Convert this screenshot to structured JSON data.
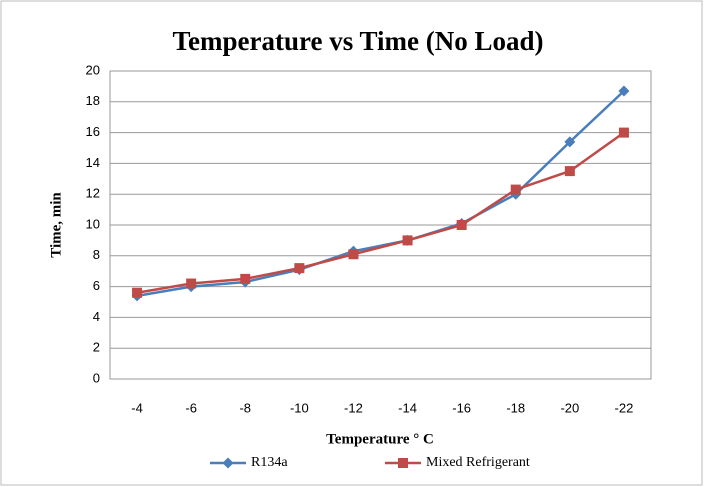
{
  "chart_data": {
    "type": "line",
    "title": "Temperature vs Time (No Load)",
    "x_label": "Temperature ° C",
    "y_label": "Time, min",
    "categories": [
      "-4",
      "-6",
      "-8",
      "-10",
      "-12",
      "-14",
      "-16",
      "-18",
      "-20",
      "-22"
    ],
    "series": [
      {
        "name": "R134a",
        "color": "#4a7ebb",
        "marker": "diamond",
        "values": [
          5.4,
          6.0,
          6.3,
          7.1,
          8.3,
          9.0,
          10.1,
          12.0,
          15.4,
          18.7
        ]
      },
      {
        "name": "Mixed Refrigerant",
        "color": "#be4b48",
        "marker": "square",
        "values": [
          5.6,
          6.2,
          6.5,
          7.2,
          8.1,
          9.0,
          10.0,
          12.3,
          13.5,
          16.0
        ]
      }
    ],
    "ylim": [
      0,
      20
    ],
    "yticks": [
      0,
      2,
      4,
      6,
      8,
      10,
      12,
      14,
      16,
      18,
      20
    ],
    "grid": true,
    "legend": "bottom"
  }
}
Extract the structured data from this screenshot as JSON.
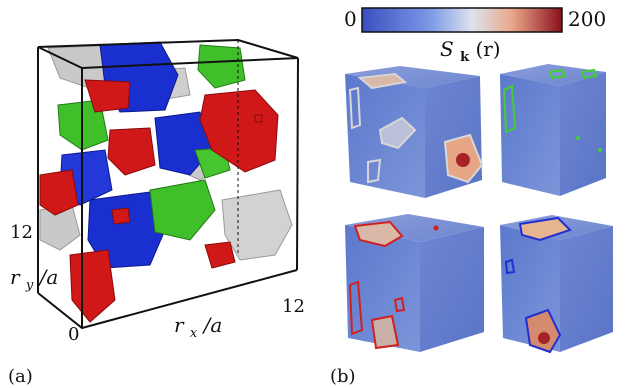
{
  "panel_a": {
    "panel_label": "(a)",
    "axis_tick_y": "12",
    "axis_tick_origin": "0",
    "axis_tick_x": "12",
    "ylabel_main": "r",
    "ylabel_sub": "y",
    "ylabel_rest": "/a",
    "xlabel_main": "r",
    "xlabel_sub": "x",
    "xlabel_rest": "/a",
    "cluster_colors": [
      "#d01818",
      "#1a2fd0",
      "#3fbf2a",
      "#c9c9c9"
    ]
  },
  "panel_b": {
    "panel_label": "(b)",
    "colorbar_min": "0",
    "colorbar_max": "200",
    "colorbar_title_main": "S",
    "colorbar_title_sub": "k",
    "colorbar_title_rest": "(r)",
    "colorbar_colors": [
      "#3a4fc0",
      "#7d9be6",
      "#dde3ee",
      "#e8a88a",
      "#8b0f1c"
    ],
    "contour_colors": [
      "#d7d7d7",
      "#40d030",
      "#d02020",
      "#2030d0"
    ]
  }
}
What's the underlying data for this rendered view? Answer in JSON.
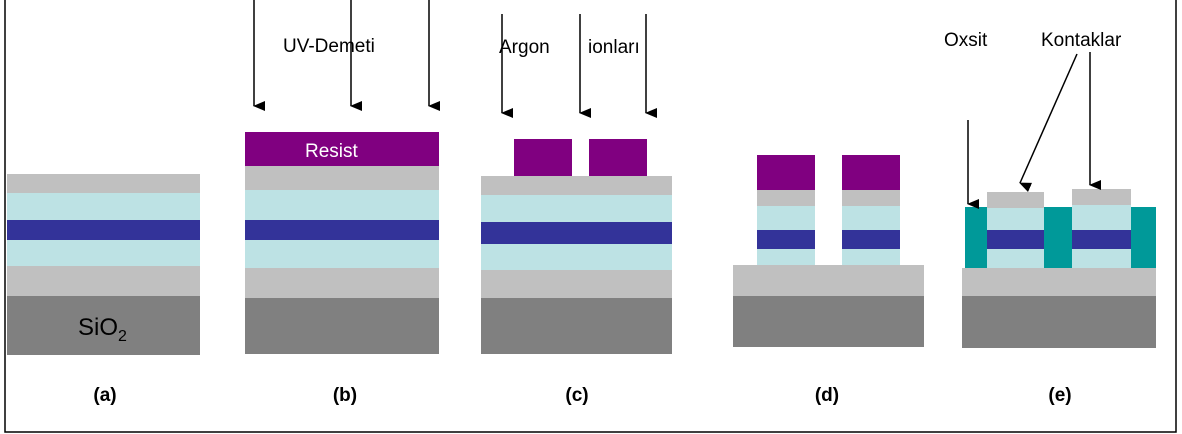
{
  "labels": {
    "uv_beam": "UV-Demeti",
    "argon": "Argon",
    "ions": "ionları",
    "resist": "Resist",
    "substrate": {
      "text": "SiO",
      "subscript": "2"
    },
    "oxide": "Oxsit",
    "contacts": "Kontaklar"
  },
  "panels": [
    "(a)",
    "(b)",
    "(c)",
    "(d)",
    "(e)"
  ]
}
+ + + +
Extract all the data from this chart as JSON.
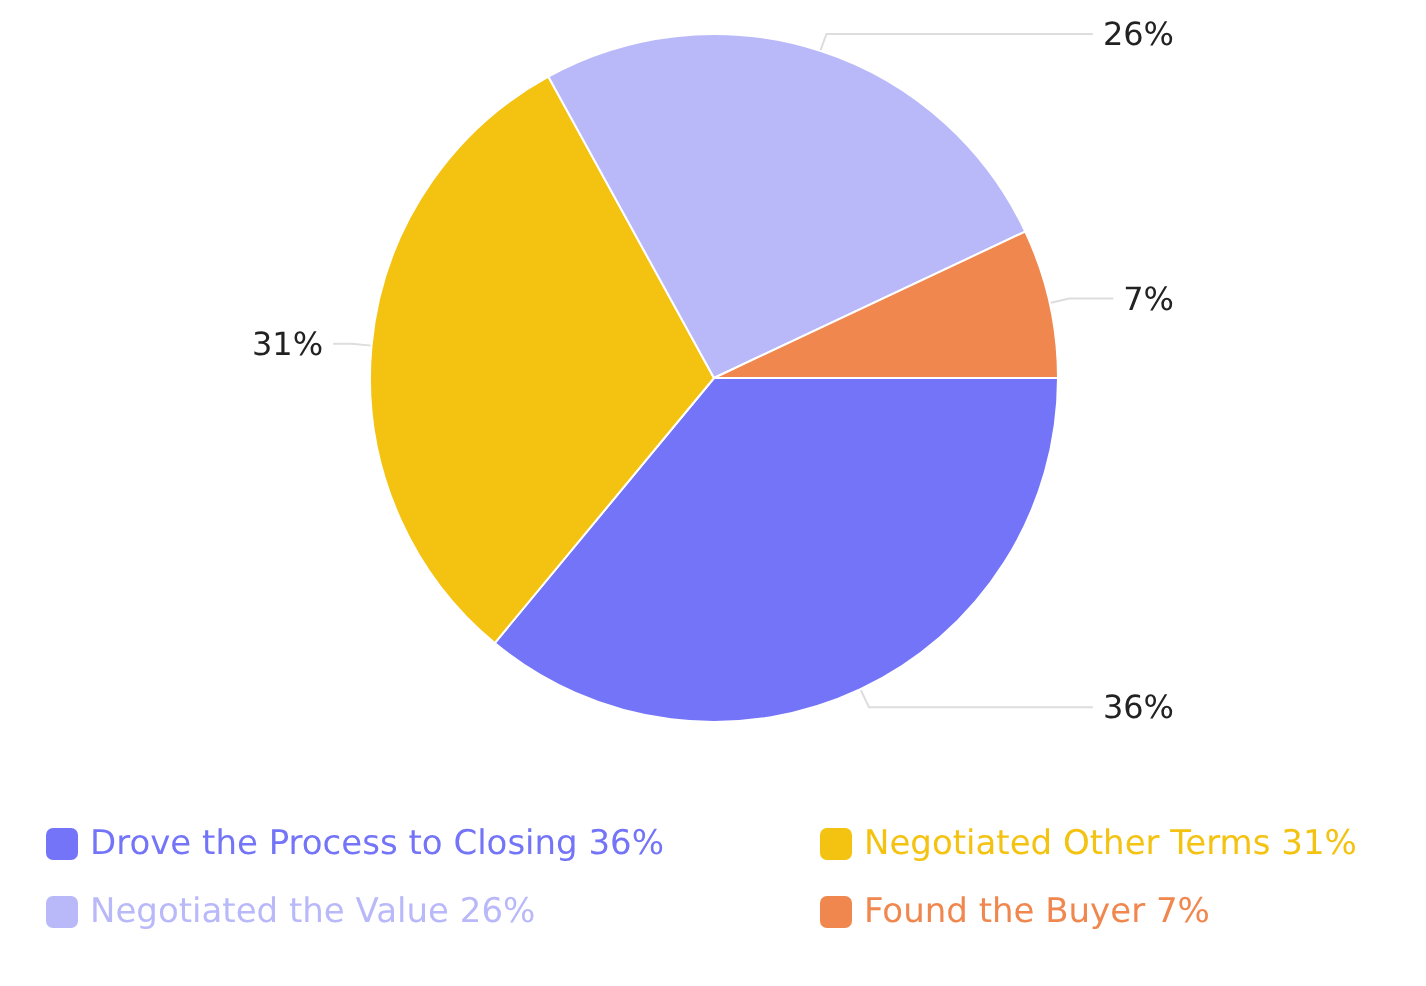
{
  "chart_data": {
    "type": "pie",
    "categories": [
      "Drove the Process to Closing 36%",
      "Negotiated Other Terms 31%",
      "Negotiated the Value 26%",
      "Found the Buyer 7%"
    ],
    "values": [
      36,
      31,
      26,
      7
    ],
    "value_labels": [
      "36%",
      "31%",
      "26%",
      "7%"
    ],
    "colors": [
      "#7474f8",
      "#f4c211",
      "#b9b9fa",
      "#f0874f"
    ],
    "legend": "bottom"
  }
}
+ + + +
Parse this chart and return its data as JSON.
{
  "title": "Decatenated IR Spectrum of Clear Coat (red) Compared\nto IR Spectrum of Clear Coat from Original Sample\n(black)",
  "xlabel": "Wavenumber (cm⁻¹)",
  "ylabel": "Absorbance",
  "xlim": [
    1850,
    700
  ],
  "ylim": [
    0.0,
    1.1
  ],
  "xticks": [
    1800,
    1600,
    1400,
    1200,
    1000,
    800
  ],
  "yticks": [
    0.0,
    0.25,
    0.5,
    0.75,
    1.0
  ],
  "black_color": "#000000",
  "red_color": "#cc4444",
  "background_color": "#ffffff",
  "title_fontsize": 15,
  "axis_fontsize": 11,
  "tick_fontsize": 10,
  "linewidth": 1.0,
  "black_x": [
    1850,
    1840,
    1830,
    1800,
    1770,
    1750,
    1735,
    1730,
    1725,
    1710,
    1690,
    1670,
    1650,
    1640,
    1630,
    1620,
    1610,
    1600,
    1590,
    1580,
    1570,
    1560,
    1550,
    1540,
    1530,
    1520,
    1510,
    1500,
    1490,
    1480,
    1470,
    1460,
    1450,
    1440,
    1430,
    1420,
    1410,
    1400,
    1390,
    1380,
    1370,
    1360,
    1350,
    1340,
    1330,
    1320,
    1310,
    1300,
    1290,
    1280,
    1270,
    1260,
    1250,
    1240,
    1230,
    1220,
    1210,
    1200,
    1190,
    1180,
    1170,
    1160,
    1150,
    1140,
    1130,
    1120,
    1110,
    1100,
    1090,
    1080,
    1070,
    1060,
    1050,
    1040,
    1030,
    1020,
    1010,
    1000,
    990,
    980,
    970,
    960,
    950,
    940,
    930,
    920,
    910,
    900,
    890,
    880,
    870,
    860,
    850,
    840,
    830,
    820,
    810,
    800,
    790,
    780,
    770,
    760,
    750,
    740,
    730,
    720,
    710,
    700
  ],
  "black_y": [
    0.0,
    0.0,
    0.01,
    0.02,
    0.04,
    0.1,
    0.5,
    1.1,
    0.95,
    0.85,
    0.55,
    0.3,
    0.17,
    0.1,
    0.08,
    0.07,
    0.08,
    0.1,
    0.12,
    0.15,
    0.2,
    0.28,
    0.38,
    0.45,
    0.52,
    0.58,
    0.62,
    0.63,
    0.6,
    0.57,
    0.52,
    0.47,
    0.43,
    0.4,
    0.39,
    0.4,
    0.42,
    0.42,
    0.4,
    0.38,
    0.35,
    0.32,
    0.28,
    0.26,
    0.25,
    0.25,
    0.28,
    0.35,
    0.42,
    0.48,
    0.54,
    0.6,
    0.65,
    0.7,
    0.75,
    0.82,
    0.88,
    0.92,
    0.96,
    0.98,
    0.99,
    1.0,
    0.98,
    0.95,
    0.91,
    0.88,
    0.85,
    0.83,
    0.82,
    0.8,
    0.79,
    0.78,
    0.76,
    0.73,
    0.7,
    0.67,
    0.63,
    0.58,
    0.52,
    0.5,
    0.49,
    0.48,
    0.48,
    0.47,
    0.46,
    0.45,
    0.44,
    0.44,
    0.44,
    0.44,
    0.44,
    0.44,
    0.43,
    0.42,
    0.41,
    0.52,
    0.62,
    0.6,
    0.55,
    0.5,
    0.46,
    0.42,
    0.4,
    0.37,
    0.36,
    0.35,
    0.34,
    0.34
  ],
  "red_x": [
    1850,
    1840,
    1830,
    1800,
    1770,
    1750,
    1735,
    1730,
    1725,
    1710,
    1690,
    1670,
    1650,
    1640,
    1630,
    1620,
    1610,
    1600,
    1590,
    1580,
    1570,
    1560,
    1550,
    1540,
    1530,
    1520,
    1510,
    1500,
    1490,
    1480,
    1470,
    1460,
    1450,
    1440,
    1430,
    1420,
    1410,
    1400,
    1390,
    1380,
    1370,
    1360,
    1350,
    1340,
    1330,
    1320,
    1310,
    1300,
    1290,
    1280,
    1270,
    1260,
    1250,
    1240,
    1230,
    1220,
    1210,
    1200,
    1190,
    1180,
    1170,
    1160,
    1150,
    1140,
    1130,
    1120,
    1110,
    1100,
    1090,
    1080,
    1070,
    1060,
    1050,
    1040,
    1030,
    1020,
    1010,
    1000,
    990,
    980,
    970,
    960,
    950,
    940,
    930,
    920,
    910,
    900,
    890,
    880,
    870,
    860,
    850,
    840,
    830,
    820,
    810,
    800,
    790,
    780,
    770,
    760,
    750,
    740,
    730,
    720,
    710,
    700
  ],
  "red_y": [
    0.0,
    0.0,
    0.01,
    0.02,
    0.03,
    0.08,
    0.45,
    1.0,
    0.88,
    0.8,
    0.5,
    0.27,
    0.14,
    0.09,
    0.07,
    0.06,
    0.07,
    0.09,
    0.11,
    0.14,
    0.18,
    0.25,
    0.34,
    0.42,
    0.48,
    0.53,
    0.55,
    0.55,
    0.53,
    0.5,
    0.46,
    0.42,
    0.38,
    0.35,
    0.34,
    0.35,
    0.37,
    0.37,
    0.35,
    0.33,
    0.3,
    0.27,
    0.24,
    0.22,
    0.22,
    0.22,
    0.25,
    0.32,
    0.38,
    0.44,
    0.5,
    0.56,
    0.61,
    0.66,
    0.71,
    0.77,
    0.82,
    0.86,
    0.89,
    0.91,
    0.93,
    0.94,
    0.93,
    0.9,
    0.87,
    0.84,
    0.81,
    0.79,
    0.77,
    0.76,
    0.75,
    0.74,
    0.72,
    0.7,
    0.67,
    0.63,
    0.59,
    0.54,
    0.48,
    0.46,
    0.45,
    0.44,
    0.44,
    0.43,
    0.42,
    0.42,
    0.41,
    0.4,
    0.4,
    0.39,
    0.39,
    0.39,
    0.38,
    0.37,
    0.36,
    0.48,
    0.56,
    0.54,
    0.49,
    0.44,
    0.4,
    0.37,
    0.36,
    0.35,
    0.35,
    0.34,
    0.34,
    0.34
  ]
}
+ + + +
Your objective: Identify lines with the string "screenshot". Copy each one.

Result of the exercise:
Convert this screenshot to structured JSON data.
Extract the structured data from this screenshot as JSON.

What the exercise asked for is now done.